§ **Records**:
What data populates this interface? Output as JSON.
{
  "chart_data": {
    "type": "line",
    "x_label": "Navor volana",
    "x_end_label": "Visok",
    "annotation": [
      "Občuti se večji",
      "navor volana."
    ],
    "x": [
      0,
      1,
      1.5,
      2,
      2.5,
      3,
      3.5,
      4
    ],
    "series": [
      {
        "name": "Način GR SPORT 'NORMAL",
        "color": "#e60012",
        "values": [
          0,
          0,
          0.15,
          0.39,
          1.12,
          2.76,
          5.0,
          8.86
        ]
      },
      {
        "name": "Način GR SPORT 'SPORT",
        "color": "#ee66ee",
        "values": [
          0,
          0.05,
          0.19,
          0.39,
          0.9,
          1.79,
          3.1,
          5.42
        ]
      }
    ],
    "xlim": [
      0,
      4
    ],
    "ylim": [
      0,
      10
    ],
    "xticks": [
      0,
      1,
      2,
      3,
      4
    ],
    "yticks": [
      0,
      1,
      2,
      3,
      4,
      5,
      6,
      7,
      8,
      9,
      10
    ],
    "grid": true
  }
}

§ **Task prompt**: Give the data again, exactly as it stands.

§ **Finished answer**:
What data populates this interface? Output as JSON.
{
  "chart_data": {
    "type": "line",
    "x_label": "Navor volana",
    "x_end_label": "Visok",
    "annotation": [
      "Občuti se večji",
      "navor volana."
    ],
    "x": [
      0,
      1,
      1.5,
      2,
      2.5,
      3,
      3.5,
      4
    ],
    "series": [
      {
        "name": "Način GR SPORT 'NORMAL",
        "color": "#e60012",
        "values": [
          0,
          0,
          0.15,
          0.39,
          1.12,
          2.76,
          5.0,
          8.86
        ]
      },
      {
        "name": "Način GR SPORT 'SPORT",
        "color": "#ee66ee",
        "values": [
          0,
          0.05,
          0.19,
          0.39,
          0.9,
          1.79,
          3.1,
          5.42
        ]
      }
    ],
    "xlim": [
      0,
      4
    ],
    "ylim": [
      0,
      10
    ],
    "xticks": [
      0,
      1,
      2,
      3,
      4
    ],
    "yticks": [
      0,
      1,
      2,
      3,
      4,
      5,
      6,
      7,
      8,
      9,
      10
    ],
    "grid": true
  }
}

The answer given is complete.